## [Problem statement]
Skip the pictures and repeat each line of the data exactly.

## [Task data]
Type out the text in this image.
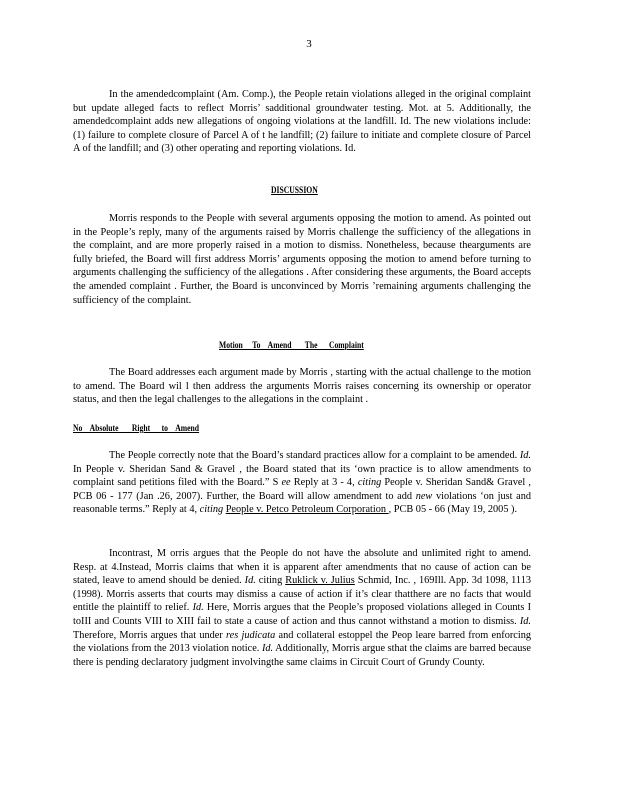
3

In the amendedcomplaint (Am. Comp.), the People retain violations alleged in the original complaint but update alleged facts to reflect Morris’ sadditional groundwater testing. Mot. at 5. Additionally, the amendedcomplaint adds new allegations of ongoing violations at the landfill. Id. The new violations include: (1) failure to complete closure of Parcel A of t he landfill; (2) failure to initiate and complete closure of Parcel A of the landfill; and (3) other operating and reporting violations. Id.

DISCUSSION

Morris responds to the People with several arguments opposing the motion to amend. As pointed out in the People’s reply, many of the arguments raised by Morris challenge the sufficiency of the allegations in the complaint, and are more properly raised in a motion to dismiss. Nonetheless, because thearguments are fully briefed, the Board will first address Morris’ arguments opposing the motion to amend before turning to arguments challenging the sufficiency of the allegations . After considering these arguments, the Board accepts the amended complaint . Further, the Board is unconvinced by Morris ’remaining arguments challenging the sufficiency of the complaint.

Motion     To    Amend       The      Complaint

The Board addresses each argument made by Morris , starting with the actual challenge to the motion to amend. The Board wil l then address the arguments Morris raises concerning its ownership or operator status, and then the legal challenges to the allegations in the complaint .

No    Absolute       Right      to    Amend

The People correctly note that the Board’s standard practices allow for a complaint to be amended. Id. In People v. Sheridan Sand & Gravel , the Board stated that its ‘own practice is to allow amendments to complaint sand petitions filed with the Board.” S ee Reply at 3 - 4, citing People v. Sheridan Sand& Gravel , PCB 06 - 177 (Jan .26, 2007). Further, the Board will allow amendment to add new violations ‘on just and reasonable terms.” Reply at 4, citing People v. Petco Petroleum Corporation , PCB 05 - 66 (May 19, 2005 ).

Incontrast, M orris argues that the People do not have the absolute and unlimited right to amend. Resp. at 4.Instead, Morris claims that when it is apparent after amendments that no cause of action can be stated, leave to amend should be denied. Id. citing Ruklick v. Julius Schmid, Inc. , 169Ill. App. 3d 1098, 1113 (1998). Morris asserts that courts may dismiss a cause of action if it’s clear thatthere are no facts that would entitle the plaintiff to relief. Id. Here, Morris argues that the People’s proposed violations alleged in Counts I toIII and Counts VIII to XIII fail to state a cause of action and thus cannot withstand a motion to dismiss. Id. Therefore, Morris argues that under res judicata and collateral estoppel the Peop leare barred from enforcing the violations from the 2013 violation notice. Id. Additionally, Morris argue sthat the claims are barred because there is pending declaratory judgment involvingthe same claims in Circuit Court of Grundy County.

## [Task response]
Type out the text in this image.
3

In the amendedcomplaint (Am. Comp.), the People retain violations alleged in the original complaint but update alleged facts to reflect Morris’ sadditional groundwater testing. Mot. at 5. Additionally, the amendedcomplaint adds new allegations of ongoing violations at the landfill. Id. The new violations include: (1) failure to complete closure of Parcel A of t he landfill; (2) failure to initiate and complete closure of Parcel A of the landfill; and (3) other operating and reporting violations. Id.

DISCUSSION

Morris responds to the People with several arguments opposing the motion to amend. As pointed out in the People’s reply, many of the arguments raised by Morris challenge the sufficiency of the allegations in the complaint, and are more properly raised in a motion to dismiss. Nonetheless, because thearguments are fully briefed, the Board will first address Morris’ arguments opposing the motion to amend before turning to arguments challenging the sufficiency of the allegations . After considering these arguments, the Board accepts the amended complaint . Further, the Board is unconvinced by Morris ’remaining arguments challenging the sufficiency of the complaint.

Motion     To    Amend       The      Complaint

The Board addresses each argument made by Morris , starting with the actual challenge to the motion to amend. The Board wil l then address the arguments Morris raises concerning its ownership or operator status, and then the legal challenges to the allegations in the complaint .

No    Absolute       Right      to    Amend

The People correctly note that the Board’s standard practices allow for a complaint to be amended. Id. In People v. Sheridan Sand & Gravel , the Board stated that its ‘own practice is to allow amendments to complaint sand petitions filed with the Board.” S ee Reply at 3 - 4, citing People v. Sheridan Sand& Gravel , PCB 06 - 177 (Jan .26, 2007). Further, the Board will allow amendment to add new violations ‘on just and reasonable terms.” Reply at 4, citing People v. Petco Petroleum Corporation , PCB 05 - 66 (May 19, 2005 ).

Incontrast, M orris argues that the People do not have the absolute and unlimited right to amend. Resp. at 4.Instead, Morris claims that when it is apparent after amendments that no cause of action can be stated, leave to amend should be denied. Id. citing Ruklick v. Julius Schmid, Inc. , 169Ill. App. 3d 1098, 1113 (1998). Morris asserts that courts may dismiss a cause of action if it’s clear thatthere are no facts that would entitle the plaintiff to relief. Id. Here, Morris argues that the People’s proposed violations alleged in Counts I toIII and Counts VIII to XIII fail to state a cause of action and thus cannot withstand a motion to dismiss. Id. Therefore, Morris argues that under res judicata and collateral estoppel the Peop leare barred from enforcing the violations from the 2013 violation notice. Id. Additionally, Morris argue sthat the claims are barred because there is pending declaratory judgment involvingthe same claims in Circuit Court of Grundy County.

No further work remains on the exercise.